§ SUPPLIED MATERIAL
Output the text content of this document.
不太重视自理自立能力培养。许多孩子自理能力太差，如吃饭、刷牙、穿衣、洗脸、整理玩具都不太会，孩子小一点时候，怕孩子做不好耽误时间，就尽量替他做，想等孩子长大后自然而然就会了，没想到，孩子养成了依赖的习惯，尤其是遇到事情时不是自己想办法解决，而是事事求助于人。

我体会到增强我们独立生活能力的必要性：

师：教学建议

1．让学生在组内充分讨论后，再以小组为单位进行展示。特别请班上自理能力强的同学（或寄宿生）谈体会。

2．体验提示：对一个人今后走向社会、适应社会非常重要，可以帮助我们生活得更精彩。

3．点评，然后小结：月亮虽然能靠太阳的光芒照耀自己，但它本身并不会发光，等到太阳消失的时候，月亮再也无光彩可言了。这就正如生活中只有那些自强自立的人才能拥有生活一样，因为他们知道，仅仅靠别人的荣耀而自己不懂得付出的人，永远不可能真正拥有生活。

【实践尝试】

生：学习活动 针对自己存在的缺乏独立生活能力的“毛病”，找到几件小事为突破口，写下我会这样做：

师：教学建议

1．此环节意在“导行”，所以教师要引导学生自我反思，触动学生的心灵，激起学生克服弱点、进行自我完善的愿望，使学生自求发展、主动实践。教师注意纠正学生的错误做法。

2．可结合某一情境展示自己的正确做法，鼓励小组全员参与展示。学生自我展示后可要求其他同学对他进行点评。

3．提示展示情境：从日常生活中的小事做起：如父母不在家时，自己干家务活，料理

§ REQUIRED WORK
Copy the data above exactly. Every line must be included.

§ FINISHED EXERCISE
Output the text content of this document.
不太重视自理自立能力培养。许多孩子自理能力太差，如吃饭、刷牙、穿衣、洗脸、整理玩具都不太会，孩子小一点时候，怕孩子做不好耽误时间，就尽量替他做，想等孩子长大后自然而然就会了，没想到，孩子养成了依赖的习惯，尤其是遇到事情时不是自己想办法解决，而是事事求助于人。

我体会到增强我们独立生活能力的必要性：

师：教学建议

1．让学生在组内充分讨论后，再以小组为单位进行展示。特别请班上自理能力强的同学（或寄宿生）谈体会。

2．体验提示：对一个人今后走向社会、适应社会非常重要，可以帮助我们生活得更精彩。

3．点评，然后小结：月亮虽然能靠太阳的光芒照耀自己，但它本身并不会发光，等到太阳消失的时候，月亮再也无光彩可言了。这就正如生活中只有那些自强自立的人才能拥有生活一样，因为他们知道，仅仅靠别人的荣耀而自己不懂得付出的人，永远不可能真正拥有生活。

【实践尝试】

生：学习活动 针对自己存在的缺乏独立生活能力的“毛病”，找到几件小事为突破口，写下我会这样做：

师：教学建议

1．此环节意在“导行”，所以教师要引导学生自我反思，触动学生的心灵，激起学生克服弱点、进行自我完善的愿望，使学生自求发展、主动实践。教师注意纠正学生的错误做法。

2．可结合某一情境展示自己的正确做法，鼓励小组全员参与展示。学生自我展示后可要求其他同学对他进行点评。

3．提示展示情境：从日常生活中的小事做起：如父母不在家时，自己干家务活，料理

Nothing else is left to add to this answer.